→ **WRITTEN TASK**:
Reproduce the data in its entirety, exactly as supplied.

→ **DATA ROWS**:

· · · · · · ·

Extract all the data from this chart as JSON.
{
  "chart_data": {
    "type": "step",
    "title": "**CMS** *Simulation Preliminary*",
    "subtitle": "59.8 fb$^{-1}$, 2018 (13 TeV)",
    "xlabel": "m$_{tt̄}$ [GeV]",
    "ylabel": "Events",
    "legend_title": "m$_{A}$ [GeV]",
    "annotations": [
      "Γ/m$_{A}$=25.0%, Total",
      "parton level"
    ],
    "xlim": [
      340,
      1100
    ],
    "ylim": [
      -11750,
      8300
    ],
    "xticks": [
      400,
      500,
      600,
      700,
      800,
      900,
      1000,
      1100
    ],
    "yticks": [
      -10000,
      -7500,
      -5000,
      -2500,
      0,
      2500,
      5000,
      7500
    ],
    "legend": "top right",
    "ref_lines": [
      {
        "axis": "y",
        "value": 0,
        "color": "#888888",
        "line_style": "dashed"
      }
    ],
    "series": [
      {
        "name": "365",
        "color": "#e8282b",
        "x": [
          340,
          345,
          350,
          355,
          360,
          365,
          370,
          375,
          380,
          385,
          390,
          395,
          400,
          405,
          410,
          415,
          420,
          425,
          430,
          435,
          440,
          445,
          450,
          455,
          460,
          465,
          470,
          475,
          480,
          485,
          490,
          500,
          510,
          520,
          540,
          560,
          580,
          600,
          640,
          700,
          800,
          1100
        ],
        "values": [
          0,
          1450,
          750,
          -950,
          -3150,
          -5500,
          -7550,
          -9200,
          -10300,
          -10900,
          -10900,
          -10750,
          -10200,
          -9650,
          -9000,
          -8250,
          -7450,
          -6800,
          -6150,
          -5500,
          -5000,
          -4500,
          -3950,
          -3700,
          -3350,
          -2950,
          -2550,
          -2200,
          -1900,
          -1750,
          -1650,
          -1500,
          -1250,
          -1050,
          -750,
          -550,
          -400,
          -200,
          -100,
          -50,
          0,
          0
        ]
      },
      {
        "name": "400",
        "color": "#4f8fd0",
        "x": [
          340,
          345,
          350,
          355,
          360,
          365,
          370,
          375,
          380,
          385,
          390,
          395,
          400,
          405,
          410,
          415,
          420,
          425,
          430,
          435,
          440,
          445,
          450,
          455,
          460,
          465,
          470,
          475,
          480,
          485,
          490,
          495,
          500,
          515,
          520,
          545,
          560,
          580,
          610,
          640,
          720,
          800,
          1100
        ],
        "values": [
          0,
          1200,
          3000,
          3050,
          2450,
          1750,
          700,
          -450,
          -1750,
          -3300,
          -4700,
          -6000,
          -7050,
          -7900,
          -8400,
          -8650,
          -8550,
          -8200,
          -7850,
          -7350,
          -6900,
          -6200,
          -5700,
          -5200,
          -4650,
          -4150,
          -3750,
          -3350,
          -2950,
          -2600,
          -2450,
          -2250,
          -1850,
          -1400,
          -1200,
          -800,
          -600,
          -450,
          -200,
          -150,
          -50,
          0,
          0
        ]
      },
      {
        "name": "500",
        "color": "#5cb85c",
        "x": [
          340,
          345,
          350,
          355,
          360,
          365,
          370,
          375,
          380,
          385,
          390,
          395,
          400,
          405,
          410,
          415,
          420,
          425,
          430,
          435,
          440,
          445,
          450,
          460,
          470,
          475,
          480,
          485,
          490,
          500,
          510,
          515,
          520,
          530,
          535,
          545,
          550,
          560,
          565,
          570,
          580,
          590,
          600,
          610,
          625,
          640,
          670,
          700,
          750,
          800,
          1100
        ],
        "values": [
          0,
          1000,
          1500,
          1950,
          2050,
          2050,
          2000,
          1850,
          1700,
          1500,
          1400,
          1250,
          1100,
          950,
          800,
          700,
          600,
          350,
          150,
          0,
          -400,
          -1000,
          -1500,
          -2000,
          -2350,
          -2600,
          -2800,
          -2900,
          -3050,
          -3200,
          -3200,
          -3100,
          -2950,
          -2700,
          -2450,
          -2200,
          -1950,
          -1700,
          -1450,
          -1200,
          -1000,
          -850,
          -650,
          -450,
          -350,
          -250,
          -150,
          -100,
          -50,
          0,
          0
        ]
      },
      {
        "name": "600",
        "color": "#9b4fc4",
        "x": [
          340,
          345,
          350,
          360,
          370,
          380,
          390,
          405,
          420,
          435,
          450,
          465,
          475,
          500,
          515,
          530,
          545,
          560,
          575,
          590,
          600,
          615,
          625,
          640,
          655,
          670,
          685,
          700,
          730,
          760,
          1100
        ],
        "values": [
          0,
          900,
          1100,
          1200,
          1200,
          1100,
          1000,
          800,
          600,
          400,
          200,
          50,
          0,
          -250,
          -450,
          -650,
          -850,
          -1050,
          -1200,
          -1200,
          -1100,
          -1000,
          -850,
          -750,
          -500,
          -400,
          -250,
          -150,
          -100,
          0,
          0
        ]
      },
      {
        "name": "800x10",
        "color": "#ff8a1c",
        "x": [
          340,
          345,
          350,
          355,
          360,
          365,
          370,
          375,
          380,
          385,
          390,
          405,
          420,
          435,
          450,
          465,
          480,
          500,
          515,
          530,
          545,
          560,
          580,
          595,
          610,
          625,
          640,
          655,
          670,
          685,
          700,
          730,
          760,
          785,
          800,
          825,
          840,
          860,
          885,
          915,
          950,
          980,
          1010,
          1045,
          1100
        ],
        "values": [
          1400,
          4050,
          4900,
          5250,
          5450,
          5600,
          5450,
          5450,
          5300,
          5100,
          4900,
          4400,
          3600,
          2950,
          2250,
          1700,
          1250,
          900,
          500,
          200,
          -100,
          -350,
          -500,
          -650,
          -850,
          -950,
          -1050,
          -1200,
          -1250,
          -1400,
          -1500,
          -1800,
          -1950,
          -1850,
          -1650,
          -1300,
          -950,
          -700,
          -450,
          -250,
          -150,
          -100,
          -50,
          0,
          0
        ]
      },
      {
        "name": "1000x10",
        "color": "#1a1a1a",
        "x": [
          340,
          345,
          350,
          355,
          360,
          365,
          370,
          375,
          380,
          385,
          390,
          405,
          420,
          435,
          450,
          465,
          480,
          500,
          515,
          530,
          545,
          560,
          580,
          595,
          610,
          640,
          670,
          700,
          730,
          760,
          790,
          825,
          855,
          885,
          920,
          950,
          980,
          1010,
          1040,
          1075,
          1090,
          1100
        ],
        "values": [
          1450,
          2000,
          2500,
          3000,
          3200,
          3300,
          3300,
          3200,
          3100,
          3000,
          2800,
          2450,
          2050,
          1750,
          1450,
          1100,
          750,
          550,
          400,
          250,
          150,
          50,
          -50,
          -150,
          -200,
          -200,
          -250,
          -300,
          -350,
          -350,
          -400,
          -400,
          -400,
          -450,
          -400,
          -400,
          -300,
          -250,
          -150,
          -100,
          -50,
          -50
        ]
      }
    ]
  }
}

· · · · · · ·

→ **SOLUTION TO THIS TASK**:
Extract all the data from this chart as JSON.
{
  "chart_data": {
    "type": "step",
    "title": "**CMS** *Simulation Preliminary*",
    "subtitle": "59.8 fb$^{-1}$, 2018 (13 TeV)",
    "xlabel": "m$_{tt̄}$ [GeV]",
    "ylabel": "Events",
    "legend_title": "m$_{A}$ [GeV]",
    "annotations": [
      "Γ/m$_{A}$=25.0%, Total",
      "parton level"
    ],
    "xlim": [
      340,
      1100
    ],
    "ylim": [
      -11750,
      8300
    ],
    "xticks": [
      400,
      500,
      600,
      700,
      800,
      900,
      1000,
      1100
    ],
    "yticks": [
      -10000,
      -7500,
      -5000,
      -2500,
      0,
      2500,
      5000,
      7500
    ],
    "legend": "top right",
    "ref_lines": [
      {
        "axis": "y",
        "value": 0,
        "color": "#888888",
        "line_style": "dashed"
      }
    ],
    "series": [
      {
        "name": "365",
        "color": "#e8282b",
        "x": [
          340,
          345,
          350,
          355,
          360,
          365,
          370,
          375,
          380,
          385,
          390,
          395,
          400,
          405,
          410,
          415,
          420,
          425,
          430,
          435,
          440,
          445,
          450,
          455,
          460,
          465,
          470,
          475,
          480,
          485,
          490,
          500,
          510,
          520,
          540,
          560,
          580,
          600,
          640,
          700,
          800,
          1100
        ],
        "values": [
          0,
          1450,
          750,
          -950,
          -3150,
          -5500,
          -7550,
          -9200,
          -10300,
          -10900,
          -10900,
          -10750,
          -10200,
          -9650,
          -9000,
          -8250,
          -7450,
          -6800,
          -6150,
          -5500,
          -5000,
          -4500,
          -3950,
          -3700,
          -3350,
          -2950,
          -2550,
          -2200,
          -1900,
          -1750,
          -1650,
          -1500,
          -1250,
          -1050,
          -750,
          -550,
          -400,
          -200,
          -100,
          -50,
          0,
          0
        ]
      },
      {
        "name": "400",
        "color": "#4f8fd0",
        "x": [
          340,
          345,
          350,
          355,
          360,
          365,
          370,
          375,
          380,
          385,
          390,
          395,
          400,
          405,
          410,
          415,
          420,
          425,
          430,
          435,
          440,
          445,
          450,
          455,
          460,
          465,
          470,
          475,
          480,
          485,
          490,
          495,
          500,
          515,
          520,
          545,
          560,
          580,
          610,
          640,
          720,
          800,
          1100
        ],
        "values": [
          0,
          1200,
          3000,
          3050,
          2450,
          1750,
          700,
          -450,
          -1750,
          -3300,
          -4700,
          -6000,
          -7050,
          -7900,
          -8400,
          -8650,
          -8550,
          -8200,
          -7850,
          -7350,
          -6900,
          -6200,
          -5700,
          -5200,
          -4650,
          -4150,
          -3750,
          -3350,
          -2950,
          -2600,
          -2450,
          -2250,
          -1850,
          -1400,
          -1200,
          -800,
          -600,
          -450,
          -200,
          -150,
          -50,
          0,
          0
        ]
      },
      {
        "name": "500",
        "color": "#5cb85c",
        "x": [
          340,
          345,
          350,
          355,
          360,
          365,
          370,
          375,
          380,
          385,
          390,
          395,
          400,
          405,
          410,
          415,
          420,
          425,
          430,
          435,
          440,
          445,
          450,
          460,
          470,
          475,
          480,
          485,
          490,
          500,
          510,
          515,
          520,
          530,
          535,
          545,
          550,
          560,
          565,
          570,
          580,
          590,
          600,
          610,
          625,
          640,
          670,
          700,
          750,
          800,
          1100
        ],
        "values": [
          0,
          1000,
          1500,
          1950,
          2050,
          2050,
          2000,
          1850,
          1700,
          1500,
          1400,
          1250,
          1100,
          950,
          800,
          700,
          600,
          350,
          150,
          0,
          -400,
          -1000,
          -1500,
          -2000,
          -2350,
          -2600,
          -2800,
          -2900,
          -3050,
          -3200,
          -3200,
          -3100,
          -2950,
          -2700,
          -2450,
          -2200,
          -1950,
          -1700,
          -1450,
          -1200,
          -1000,
          -850,
          -650,
          -450,
          -350,
          -250,
          -150,
          -100,
          -50,
          0,
          0
        ]
      },
      {
        "name": "600",
        "color": "#9b4fc4",
        "x": [
          340,
          345,
          350,
          360,
          370,
          380,
          390,
          405,
          420,
          435,
          450,
          465,
          475,
          500,
          515,
          530,
          545,
          560,
          575,
          590,
          600,
          615,
          625,
          640,
          655,
          670,
          685,
          700,
          730,
          760,
          1100
        ],
        "values": [
          0,
          900,
          1100,
          1200,
          1200,
          1100,
          1000,
          800,
          600,
          400,
          200,
          50,
          0,
          -250,
          -450,
          -650,
          -850,
          -1050,
          -1200,
          -1200,
          -1100,
          -1000,
          -850,
          -750,
          -500,
          -400,
          -250,
          -150,
          -100,
          0,
          0
        ]
      },
      {
        "name": "800x10",
        "color": "#ff8a1c",
        "x": [
          340,
          345,
          350,
          355,
          360,
          365,
          370,
          375,
          380,
          385,
          390,
          405,
          420,
          435,
          450,
          465,
          480,
          500,
          515,
          530,
          545,
          560,
          580,
          595,
          610,
          625,
          640,
          655,
          670,
          685,
          700,
          730,
          760,
          785,
          800,
          825,
          840,
          860,
          885,
          915,
          950,
          980,
          1010,
          1045,
          1100
        ],
        "values": [
          1400,
          4050,
          4900,
          5250,
          5450,
          5600,
          5450,
          5450,
          5300,
          5100,
          4900,
          4400,
          3600,
          2950,
          2250,
          1700,
          1250,
          900,
          500,
          200,
          -100,
          -350,
          -500,
          -650,
          -850,
          -950,
          -1050,
          -1200,
          -1250,
          -1400,
          -1500,
          -1800,
          -1950,
          -1850,
          -1650,
          -1300,
          -950,
          -700,
          -450,
          -250,
          -150,
          -100,
          -50,
          0,
          0
        ]
      },
      {
        "name": "1000x10",
        "color": "#1a1a1a",
        "x": [
          340,
          345,
          350,
          355,
          360,
          365,
          370,
          375,
          380,
          385,
          390,
          405,
          420,
          435,
          450,
          465,
          480,
          500,
          515,
          530,
          545,
          560,
          580,
          595,
          610,
          640,
          670,
          700,
          730,
          760,
          790,
          825,
          855,
          885,
          920,
          950,
          980,
          1010,
          1040,
          1075,
          1090,
          1100
        ],
        "values": [
          1450,
          2000,
          2500,
          3000,
          3200,
          3300,
          3300,
          3200,
          3100,
          3000,
          2800,
          2450,
          2050,
          1750,
          1450,
          1100,
          750,
          550,
          400,
          250,
          150,
          50,
          -50,
          -150,
          -200,
          -200,
          -250,
          -300,
          -350,
          -350,
          -400,
          -400,
          -400,
          -450,
          -400,
          -400,
          -300,
          -250,
          -150,
          -100,
          -50,
          -50
        ]
      }
    ]
  }
}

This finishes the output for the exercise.